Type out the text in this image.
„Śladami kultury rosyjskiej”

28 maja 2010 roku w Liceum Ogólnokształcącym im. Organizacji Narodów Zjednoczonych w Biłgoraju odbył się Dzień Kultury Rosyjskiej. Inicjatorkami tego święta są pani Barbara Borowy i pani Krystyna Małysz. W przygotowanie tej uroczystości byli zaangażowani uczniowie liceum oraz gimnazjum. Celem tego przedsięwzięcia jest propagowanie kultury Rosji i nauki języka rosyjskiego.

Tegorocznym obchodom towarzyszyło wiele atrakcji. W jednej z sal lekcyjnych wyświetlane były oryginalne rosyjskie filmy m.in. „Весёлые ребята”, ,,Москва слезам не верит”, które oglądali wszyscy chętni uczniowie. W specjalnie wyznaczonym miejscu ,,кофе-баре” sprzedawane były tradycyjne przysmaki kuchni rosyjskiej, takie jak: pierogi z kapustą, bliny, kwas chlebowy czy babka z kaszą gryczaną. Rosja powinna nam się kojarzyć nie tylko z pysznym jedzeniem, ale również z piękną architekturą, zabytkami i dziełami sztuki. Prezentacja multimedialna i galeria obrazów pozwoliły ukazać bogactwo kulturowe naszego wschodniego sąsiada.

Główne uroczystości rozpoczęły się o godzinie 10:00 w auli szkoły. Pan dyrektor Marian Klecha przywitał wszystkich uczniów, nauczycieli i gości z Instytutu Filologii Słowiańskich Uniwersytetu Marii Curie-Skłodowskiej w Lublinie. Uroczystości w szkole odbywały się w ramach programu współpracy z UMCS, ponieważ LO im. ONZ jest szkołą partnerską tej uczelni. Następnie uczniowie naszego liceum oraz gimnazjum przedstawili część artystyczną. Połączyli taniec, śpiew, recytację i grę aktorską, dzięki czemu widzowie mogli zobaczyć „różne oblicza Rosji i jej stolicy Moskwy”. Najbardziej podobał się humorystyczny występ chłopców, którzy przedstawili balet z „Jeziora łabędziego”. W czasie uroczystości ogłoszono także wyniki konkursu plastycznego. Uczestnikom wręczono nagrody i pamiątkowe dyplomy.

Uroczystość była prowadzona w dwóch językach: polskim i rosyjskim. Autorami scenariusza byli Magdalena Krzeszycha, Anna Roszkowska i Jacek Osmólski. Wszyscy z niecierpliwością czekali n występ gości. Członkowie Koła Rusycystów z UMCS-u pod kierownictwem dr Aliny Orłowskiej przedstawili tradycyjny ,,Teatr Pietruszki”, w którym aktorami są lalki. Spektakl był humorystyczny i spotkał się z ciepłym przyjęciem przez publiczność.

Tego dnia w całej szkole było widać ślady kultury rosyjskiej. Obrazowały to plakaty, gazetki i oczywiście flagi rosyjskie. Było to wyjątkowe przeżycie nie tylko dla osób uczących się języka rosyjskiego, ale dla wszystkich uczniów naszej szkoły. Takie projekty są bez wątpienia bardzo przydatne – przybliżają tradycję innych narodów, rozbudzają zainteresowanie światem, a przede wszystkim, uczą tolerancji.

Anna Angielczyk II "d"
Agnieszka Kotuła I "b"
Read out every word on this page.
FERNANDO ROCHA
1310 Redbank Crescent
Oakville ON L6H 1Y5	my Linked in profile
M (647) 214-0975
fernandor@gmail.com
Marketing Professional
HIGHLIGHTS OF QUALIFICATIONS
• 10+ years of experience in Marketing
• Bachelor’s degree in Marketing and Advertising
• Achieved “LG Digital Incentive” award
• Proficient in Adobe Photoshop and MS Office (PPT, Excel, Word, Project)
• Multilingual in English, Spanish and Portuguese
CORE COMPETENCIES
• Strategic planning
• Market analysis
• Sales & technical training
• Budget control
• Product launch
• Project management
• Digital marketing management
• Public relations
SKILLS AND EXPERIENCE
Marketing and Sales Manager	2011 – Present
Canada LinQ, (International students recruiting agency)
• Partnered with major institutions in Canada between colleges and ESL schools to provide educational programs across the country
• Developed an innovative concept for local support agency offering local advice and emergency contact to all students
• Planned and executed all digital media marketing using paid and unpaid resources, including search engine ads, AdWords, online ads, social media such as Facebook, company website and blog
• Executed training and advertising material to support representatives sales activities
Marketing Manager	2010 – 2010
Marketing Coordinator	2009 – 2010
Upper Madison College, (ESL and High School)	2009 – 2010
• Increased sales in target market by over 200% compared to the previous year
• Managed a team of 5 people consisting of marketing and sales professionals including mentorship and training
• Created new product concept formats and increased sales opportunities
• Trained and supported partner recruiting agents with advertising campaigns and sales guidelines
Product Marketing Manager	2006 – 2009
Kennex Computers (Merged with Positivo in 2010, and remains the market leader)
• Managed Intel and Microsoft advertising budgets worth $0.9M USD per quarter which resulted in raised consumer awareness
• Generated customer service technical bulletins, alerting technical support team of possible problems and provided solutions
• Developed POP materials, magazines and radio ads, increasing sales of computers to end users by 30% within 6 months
⁂
**WORK TO BE COMPLETED**
Extract all of the data shown above and repeat it verbatim.

**EXERCISE OUTPUT**
Type out the text in this image.
„Śladami kultury rosyjskiej”

28 maja 2010 roku w Liceum Ogólnokształcącym im. Organizacji Narodów Zjednoczonych w Biłgoraju odbył się Dzień Kultury Rosyjskiej. Inicjatorkami tego święta są pani Barbara Borowy i pani Krystyna Małysz. W przygotowanie tej uroczystości byli zaangażowani uczniowie liceum oraz gimnazjum. Celem tego przedsięwzięcia jest propagowanie kultury Rosji i nauki języka rosyjskiego.

Tegorocznym obchodom towarzyszyło wiele atrakcji. W jednej z sal lekcyjnych wyświetlane były oryginalne rosyjskie filmy m.in. „Весёлые ребята”, ,,Москва слезам не верит”, które oglądali wszyscy chętni uczniowie. W specjalnie wyznaczonym miejscu ,,кофе-баре” sprzedawane były tradycyjne przysmaki kuchni rosyjskiej, takie jak: pierogi z kapustą, bliny, kwas chlebowy czy babka z kaszą gryczaną. Rosja powinna nam się kojarzyć nie tylko z pysznym jedzeniem, ale również z piękną architekturą, zabytkami i dziełami sztuki. Prezentacja multimedialna i galeria obrazów pozwoliły ukazać bogactwo kulturowe naszego wschodniego sąsiada.

Główne uroczystości rozpoczęły się o godzinie 10:00 w auli szkoły. Pan dyrektor Marian Klecha przywitał wszystkich uczniów, nauczycieli i gości z Instytutu Filologii Słowiańskich Uniwersytetu Marii Curie-Skłodowskiej w Lublinie. Uroczystości w szkole odbywały się w ramach programu współpracy z UMCS, ponieważ LO im. ONZ jest szkołą partnerską tej uczelni. Następnie uczniowie naszego liceum oraz gimnazjum przedstawili część artystyczną. Połączyli taniec, śpiew, recytację i grę aktorską, dzięki czemu widzowie mogli zobaczyć „różne oblicza Rosji i jej stolicy Moskwy”. Najbardziej podobał się humorystyczny występ chłopców, którzy przedstawili balet z „Jeziora łabędziego”. W czasie uroczystości ogłoszono także wyniki konkursu plastycznego. Uczestnikom wręczono nagrody i pamiątkowe dyplomy.

Uroczystość była prowadzona w dwóch językach: polskim i rosyjskim. Autorami scenariusza byli Magdalena Krzeszycha, Anna Roszkowska i Jacek Osmólski. Wszyscy z niecierpliwością czekali n występ gości. Członkowie Koła Rusycystów z UMCS-u pod kierownictwem dr Aliny Orłowskiej przedstawili tradycyjny ,,Teatr Pietruszki”, w którym aktorami są lalki. Spektakl był humorystyczny i spotkał się z ciepłym przyjęciem przez publiczność.

Tego dnia w całej szkole było widać ślady kultury rosyjskiej. Obrazowały to plakaty, gazetki i oczywiście flagi rosyjskie. Było to wyjątkowe przeżycie nie tylko dla osób uczących się języka rosyjskiego, ale dla wszystkich uczniów naszej szkoły. Takie projekty są bez wątpienia bardzo przydatne – przybliżają tradycję innych narodów, rozbudzają zainteresowanie światem, a przede wszystkim, uczą tolerancji.

Anna Angielczyk II "d"
Agnieszka Kotuła I "b"
Read out every word on this page.
FERNANDO ROCHA
1310 Redbank Crescent
Oakville ON L6H 1Y5	my Linked in profile
M (647) 214-0975
fernandor@gmail.com
Marketing Professional
HIGHLIGHTS OF QUALIFICATIONS
• 10+ years of experience in Marketing
• Bachelor’s degree in Marketing and Advertising
• Achieved “LG Digital Incentive” award
• Proficient in Adobe Photoshop and MS Office (PPT, Excel, Word, Project)
• Multilingual in English, Spanish and Portuguese
CORE COMPETENCIES
• Strategic planning
• Market analysis
• Sales & technical training
• Budget control
• Product launch
• Project management
• Digital marketing management
• Public relations
SKILLS AND EXPERIENCE
Marketing and Sales Manager	2011 – Present
Canada LinQ, (International students recruiting agency)
• Partnered with major institutions in Canada between colleges and ESL schools to provide educational programs across the country
• Developed an innovative concept for local support agency offering local advice and emergency contact to all students
• Planned and executed all digital media marketing using paid and unpaid resources, including search engine ads, AdWords, online ads, social media such as Facebook, company website and blog
• Executed training and advertising material to support representatives sales activities
Marketing Manager	2010 – 2010
Marketing Coordinator	2009 – 2010
Upper Madison College, (ESL and High School)	2009 – 2010
• Increased sales in target market by over 200% compared to the previous year
• Managed a team of 5 people consisting of marketing and sales professionals including mentorship and training
• Created new product concept formats and increased sales opportunities
• Trained and supported partner recruiting agents with advertising campaigns and sales guidelines
Product Marketing Manager	2006 – 2009
Kennex Computers (Merged with Positivo in 2010, and remains the market leader)
• Managed Intel and Microsoft advertising budgets worth $0.9M USD per quarter which resulted in raised consumer awareness
• Generated customer service technical bulletins, alerting technical support team of possible problems and provided solutions
• Developed POP materials, magazines and radio ads, increasing sales of computers to end users by 30% within 6 months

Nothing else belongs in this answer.